- _TASK OBJECTIVE_
Determine how many lines of this material contain "true". Give only the number.

- _Data records_

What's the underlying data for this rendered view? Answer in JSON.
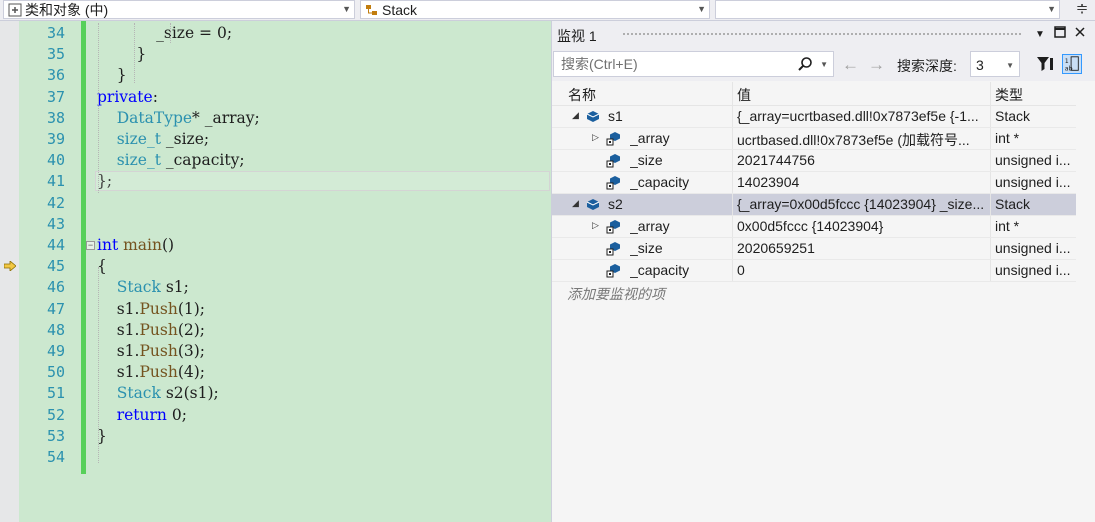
{
  "navbar": {
    "scope_combo": "类和对象 (中)",
    "type_combo": "Stack",
    "member_combo": ""
  },
  "editor": {
    "current_line": 45,
    "lines": [
      {
        "n": "34",
        "tokens": [
          {
            "t": "_size = 0;",
            "c": "tx"
          }
        ]
      },
      {
        "n": "35",
        "tokens": [
          {
            "t": "}",
            "c": "tx"
          }
        ]
      },
      {
        "n": "36",
        "tokens": [
          {
            "t": "}",
            "c": "tx"
          }
        ]
      },
      {
        "n": "37",
        "tokens": [
          {
            "t": "private",
            "c": "kw"
          },
          {
            "t": ":",
            "c": "tx"
          }
        ]
      },
      {
        "n": "38",
        "tokens": [
          {
            "t": "DataType",
            "c": "ty"
          },
          {
            "t": "* _array;",
            "c": "tx"
          }
        ]
      },
      {
        "n": "39",
        "tokens": [
          {
            "t": "size_t",
            "c": "ty"
          },
          {
            "t": " _size;",
            "c": "tx"
          }
        ]
      },
      {
        "n": "40",
        "tokens": [
          {
            "t": "size_t",
            "c": "ty"
          },
          {
            "t": " _capacity;",
            "c": "tx"
          }
        ]
      },
      {
        "n": "41",
        "tokens": [
          {
            "t": "};",
            "c": "tx"
          }
        ]
      },
      {
        "n": "42",
        "tokens": []
      },
      {
        "n": "43",
        "tokens": []
      },
      {
        "n": "44",
        "tokens": [
          {
            "t": "int",
            "c": "kw"
          },
          {
            "t": " ",
            "c": "tx"
          },
          {
            "t": "main",
            "c": "fn"
          },
          {
            "t": "()",
            "c": "tx"
          }
        ]
      },
      {
        "n": "45",
        "tokens": [
          {
            "t": "{",
            "c": "tx"
          }
        ]
      },
      {
        "n": "46",
        "tokens": [
          {
            "t": "Stack",
            "c": "ty"
          },
          {
            "t": " s1;",
            "c": "tx"
          }
        ]
      },
      {
        "n": "47",
        "tokens": [
          {
            "t": "s1.",
            "c": "tx"
          },
          {
            "t": "Push",
            "c": "fn"
          },
          {
            "t": "(1);",
            "c": "tx"
          }
        ]
      },
      {
        "n": "48",
        "tokens": [
          {
            "t": "s1.",
            "c": "tx"
          },
          {
            "t": "Push",
            "c": "fn"
          },
          {
            "t": "(2);",
            "c": "tx"
          }
        ]
      },
      {
        "n": "49",
        "tokens": [
          {
            "t": "s1.",
            "c": "tx"
          },
          {
            "t": "Push",
            "c": "fn"
          },
          {
            "t": "(3);",
            "c": "tx"
          }
        ]
      },
      {
        "n": "50",
        "tokens": [
          {
            "t": "s1.",
            "c": "tx"
          },
          {
            "t": "Push",
            "c": "fn"
          },
          {
            "t": "(4);",
            "c": "tx"
          }
        ]
      },
      {
        "n": "51",
        "tokens": [
          {
            "t": "Stack",
            "c": "ty"
          },
          {
            "t": " s2(s1);",
            "c": "tx"
          }
        ]
      },
      {
        "n": "52",
        "tokens": [
          {
            "t": "return",
            "c": "kw"
          },
          {
            "t": " 0;",
            "c": "tx"
          }
        ]
      },
      {
        "n": "53",
        "tokens": [
          {
            "t": "}",
            "c": "tx"
          }
        ]
      },
      {
        "n": "54",
        "tokens": []
      }
    ]
  },
  "watch": {
    "title": "监视 1",
    "search_placeholder": "搜索(Ctrl+E)",
    "depth_label": "搜索深度:",
    "depth_value": "3",
    "columns": [
      "名称",
      "值",
      "类型"
    ],
    "rows": [
      {
        "name": "s1",
        "value": "{_array=ucrtbased.dll!0x7873ef5e {-1...",
        "type": "Stack",
        "level": 0,
        "expander": "expanded",
        "icon": "object-icon",
        "selected": false
      },
      {
        "name": "_array",
        "value": "ucrtbased.dll!0x7873ef5e (加载符号...",
        "type": "int *",
        "level": 1,
        "expander": "collapsed",
        "icon": "field-icon",
        "selected": false
      },
      {
        "name": "_size",
        "value": "2021744756",
        "type": "unsigned i...",
        "level": 1,
        "expander": "none",
        "icon": "field-icon",
        "selected": false
      },
      {
        "name": "_capacity",
        "value": "14023904",
        "type": "unsigned i...",
        "level": 1,
        "expander": "none",
        "icon": "field-icon",
        "selected": false
      },
      {
        "name": "s2",
        "value": "{_array=0x00d5fccc {14023904} _size...",
        "type": "Stack",
        "level": 0,
        "expander": "expanded",
        "icon": "object-icon",
        "selected": true
      },
      {
        "name": "_array",
        "value": "0x00d5fccc {14023904}",
        "type": "int *",
        "level": 1,
        "expander": "collapsed",
        "icon": "field-icon",
        "selected": false
      },
      {
        "name": "_size",
        "value": "2020659251",
        "type": "unsigned i...",
        "level": 1,
        "expander": "none",
        "icon": "field-icon",
        "selected": false
      },
      {
        "name": "_capacity",
        "value": "0",
        "type": "unsigned i...",
        "level": 1,
        "expander": "none",
        "icon": "field-icon",
        "selected": false
      }
    ],
    "add_item_text": "添加要监视的项"
  }
}
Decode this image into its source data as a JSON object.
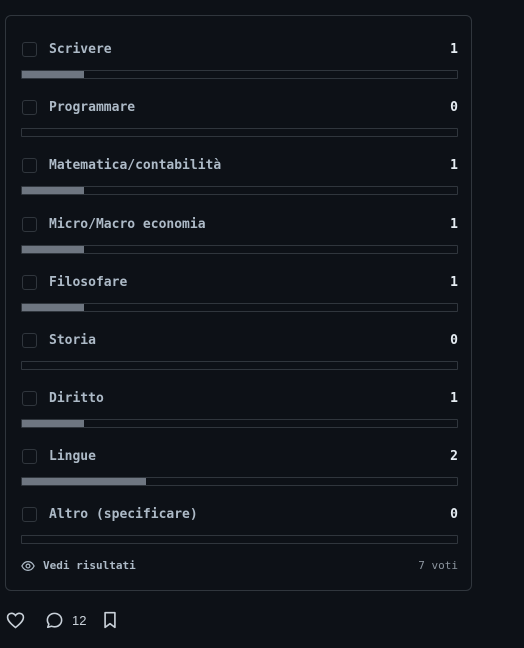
{
  "poll": {
    "options": [
      {
        "label": "Scrivere",
        "count": "1",
        "fraction": 0.1429
      },
      {
        "label": "Programmare",
        "count": "0",
        "fraction": 0
      },
      {
        "label": "Matematica/contabilità",
        "count": "1",
        "fraction": 0.1429
      },
      {
        "label": "Micro/Macro economia",
        "count": "1",
        "fraction": 0.1429
      },
      {
        "label": "Filosofare",
        "count": "1",
        "fraction": 0.1429
      },
      {
        "label": "Storia",
        "count": "0",
        "fraction": 0
      },
      {
        "label": "Diritto",
        "count": "1",
        "fraction": 0.1429
      },
      {
        "label": "Lingue",
        "count": "2",
        "fraction": 0.2857
      },
      {
        "label": "Altro (specificare)",
        "count": "0",
        "fraction": 0
      }
    ],
    "view_results_label": "Vedi risultati",
    "votes_label": "7 voti"
  },
  "actions": {
    "like_icon": "heart-icon",
    "comment_icon": "comment-icon",
    "comment_count": "12",
    "bookmark_icon": "bookmark-icon"
  },
  "colors": {
    "background": "#0d1117",
    "border": "#30363d",
    "bar_fill": "#6e7681"
  }
}
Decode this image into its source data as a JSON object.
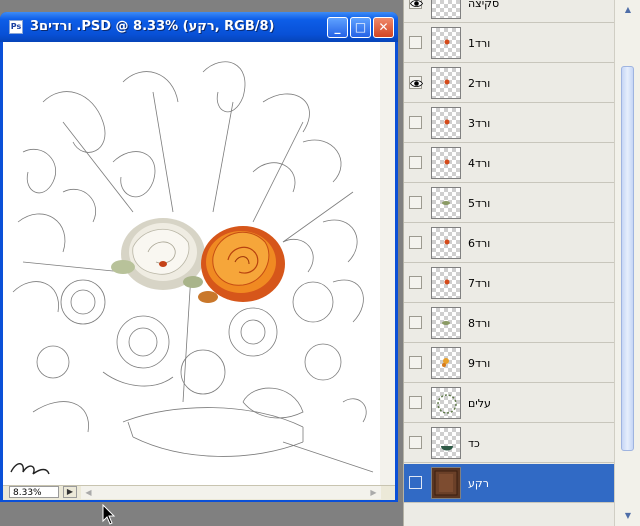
{
  "document": {
    "title": "ורדים3 .PSD @ 8.33% (רקע, RGB/8)",
    "app_icon_label": "Ps",
    "zoom": "8.33%",
    "controls": {
      "minimize": "_",
      "maximize": "□",
      "close": "✕"
    },
    "status_icon": "info-arrow-icon"
  },
  "layers": [
    {
      "name": "סקיצה",
      "visible": true,
      "selected": false,
      "thumb_mark": "none"
    },
    {
      "name": "ורד1",
      "visible": false,
      "selected": false,
      "thumb_mark": "rose"
    },
    {
      "name": "ורד2",
      "visible": true,
      "selected": false,
      "thumb_mark": "rose"
    },
    {
      "name": "ורד3",
      "visible": false,
      "selected": false,
      "thumb_mark": "rose"
    },
    {
      "name": "ורד4",
      "visible": false,
      "selected": false,
      "thumb_mark": "rose"
    },
    {
      "name": "ורד5",
      "visible": false,
      "selected": false,
      "thumb_mark": "leaf"
    },
    {
      "name": "ורד6",
      "visible": false,
      "selected": false,
      "thumb_mark": "rose"
    },
    {
      "name": "ורד7",
      "visible": false,
      "selected": false,
      "thumb_mark": "rose"
    },
    {
      "name": "ורד8",
      "visible": false,
      "selected": false,
      "thumb_mark": "leaf"
    },
    {
      "name": "ורד9",
      "visible": false,
      "selected": false,
      "thumb_mark": "orange"
    },
    {
      "name": "עלים",
      "visible": false,
      "selected": false,
      "thumb_mark": "leaves"
    },
    {
      "name": "כד",
      "visible": false,
      "selected": false,
      "thumb_mark": "vase"
    },
    {
      "name": "רקע",
      "visible": false,
      "selected": true,
      "thumb_mark": "background"
    }
  ],
  "colors": {
    "title_bar": "#0a50d8",
    "selection": "#316ac5",
    "panel_bg": "#ecebe5",
    "rose_orange": "#e8771c",
    "rose_white": "#f4efe6"
  }
}
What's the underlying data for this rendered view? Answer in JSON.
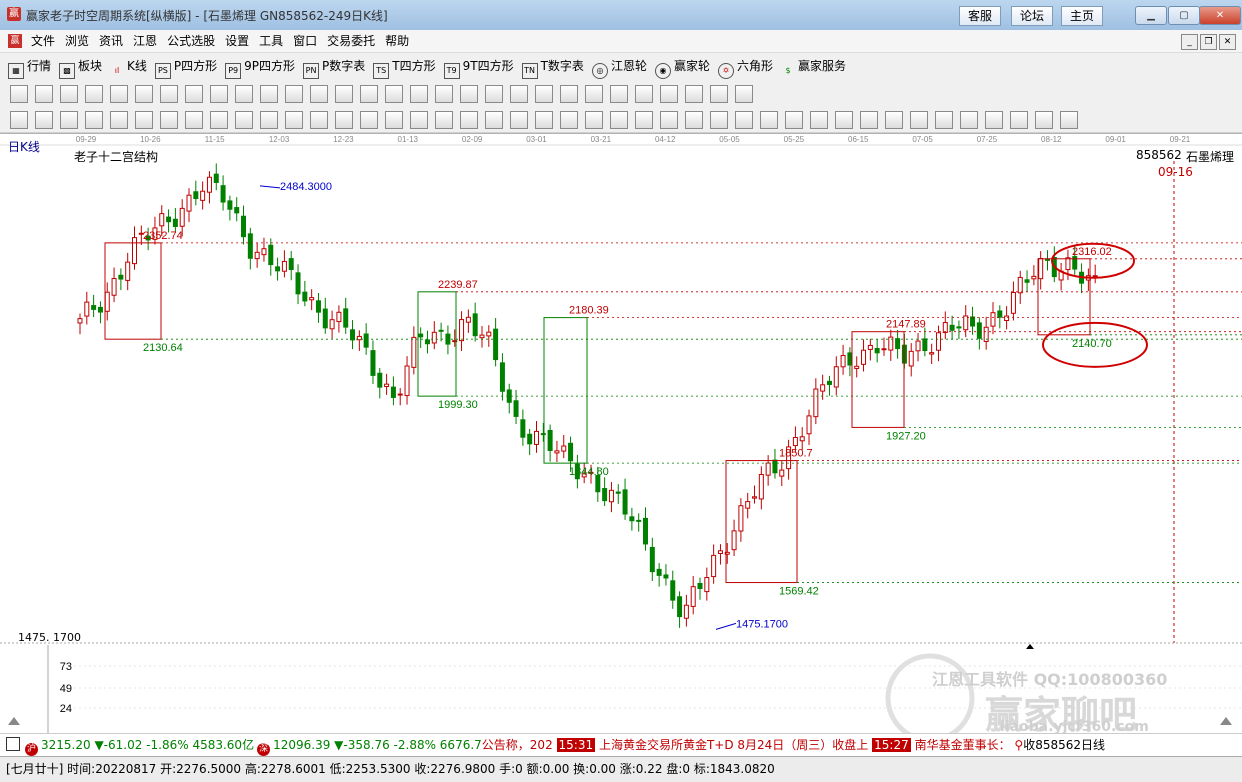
{
  "window": {
    "title": "赢家老子时空周期系统[纵横版] - [石墨烯理  GN858562-249日K线]",
    "buttons": [
      "客服",
      "论坛",
      "主页"
    ]
  },
  "menu": [
    "文件",
    "浏览",
    "资讯",
    "江恩",
    "公式选股",
    "设置",
    "工具",
    "窗口",
    "交易委托",
    "帮助"
  ],
  "toolbar1": [
    {
      "icon": "quote-icon",
      "label": "行情"
    },
    {
      "icon": "block-icon",
      "label": "板块"
    },
    {
      "icon": "kline-icon",
      "label": "K线"
    },
    {
      "icon": "p-square-icon",
      "label": "P四方形"
    },
    {
      "icon": "9p-square-icon",
      "label": "9P四方形"
    },
    {
      "icon": "p-number-icon",
      "label": "P数字表"
    },
    {
      "icon": "t-square-icon",
      "label": "T四方形"
    },
    {
      "icon": "9t-square-icon",
      "label": "9T四方形"
    },
    {
      "icon": "t-number-icon",
      "label": "T数字表"
    },
    {
      "icon": "gann-wheel-icon",
      "label": "江恩轮"
    },
    {
      "icon": "winner-wheel-icon",
      "label": "赢家轮"
    },
    {
      "icon": "hexagon-icon",
      "label": "六角形"
    },
    {
      "icon": "service-icon",
      "label": "赢家服务"
    }
  ],
  "chart": {
    "period_label": "日K线",
    "indicator_name": "老子十二宫结构",
    "stock_code": "858562",
    "stock_name": "石墨烯理",
    "cursor_date": "09-16",
    "x_dates": [
      "09-29",
      "10-26",
      "11-15",
      "12-03",
      "12-23",
      "01-13",
      "02-09",
      "03-01",
      "03-21",
      "04-12",
      "05-05",
      "05-25",
      "06-15",
      "07-05",
      "07-25",
      "08-12",
      "09-01",
      "09-21"
    ],
    "y_low_label": "1475. 1700",
    "volume_ticks": [
      "73",
      "49",
      "24"
    ],
    "peak_label": "2484.3000",
    "trough_label": "1475.1700",
    "boxes": [
      {
        "high": "2352.74",
        "low": "2130.64",
        "color": "#c00000"
      },
      {
        "high": "2239.87",
        "low": "1999.30",
        "color": "#008000"
      },
      {
        "high": "2180.39",
        "low": "1844.80",
        "color": "#008000"
      },
      {
        "high": "1850.7",
        "low": "1569.42",
        "color": "#c00000"
      },
      {
        "high": "2147.89",
        "low": "1927.20",
        "color": "#c00000"
      },
      {
        "high": "2316.02",
        "low": "2140.70",
        "color": "#c00000"
      }
    ],
    "watermark": "江恩工具软件  QQ:100800360",
    "logo_text": "赢家聊吧",
    "logo_url": "liaoba.yjcf360.com"
  },
  "chart_data": {
    "type": "candlestick",
    "title": "老子十二宫结构",
    "x_dates": [
      "09-29",
      "10-26",
      "11-15",
      "12-03",
      "12-23",
      "01-13",
      "02-09",
      "03-01",
      "03-21",
      "04-12",
      "05-05",
      "05-25",
      "06-15",
      "07-05",
      "07-25",
      "08-12",
      "09-01",
      "09-21"
    ],
    "key_levels": [
      2484.3,
      2352.74,
      2316.02,
      2239.87,
      2180.39,
      2147.89,
      2140.7,
      2130.64,
      1999.3,
      1927.2,
      1850.7,
      1844.8,
      1569.42,
      1475.17
    ],
    "path": [
      2160,
      2230,
      2330,
      2370,
      2430,
      2484.3,
      2450,
      2360,
      2300,
      2250,
      2200,
      2150,
      2080,
      2000,
      2120,
      2140,
      2180,
      2100,
      1950,
      1900,
      1850,
      1830,
      1760,
      1700,
      1600,
      1480,
      1600,
      1700,
      1780,
      1850,
      1950,
      2030,
      2100,
      2120,
      2080,
      2130,
      2160,
      2140,
      2200,
      2250,
      2300,
      2316,
      2240
    ]
  },
  "status_ticker": {
    "idx1_value": "3215.20",
    "idx1_change": "▼-61.02 -1.86% 4583.60亿",
    "idx2_value": "12096.39",
    "idx2_change": "▼-358.76 -2.88% 6676.7",
    "news1": "公告称，202",
    "time1": "15:31",
    "news2": "上海黄金交易所黄金T+D 8月24日（周三）收盘上",
    "time2": "15:27",
    "news3": "南华基金董事长：",
    "close_label": "收858562日线"
  },
  "status_info": "[七月廿十] 时间:20220817 开:2276.5000 高:2278.6001 低:2253.5300 收:2276.9800 手:0 额:0.00 换:0.00 涨:0.22 盘:0 标:1843.0820"
}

- _FINAL RESULT_
4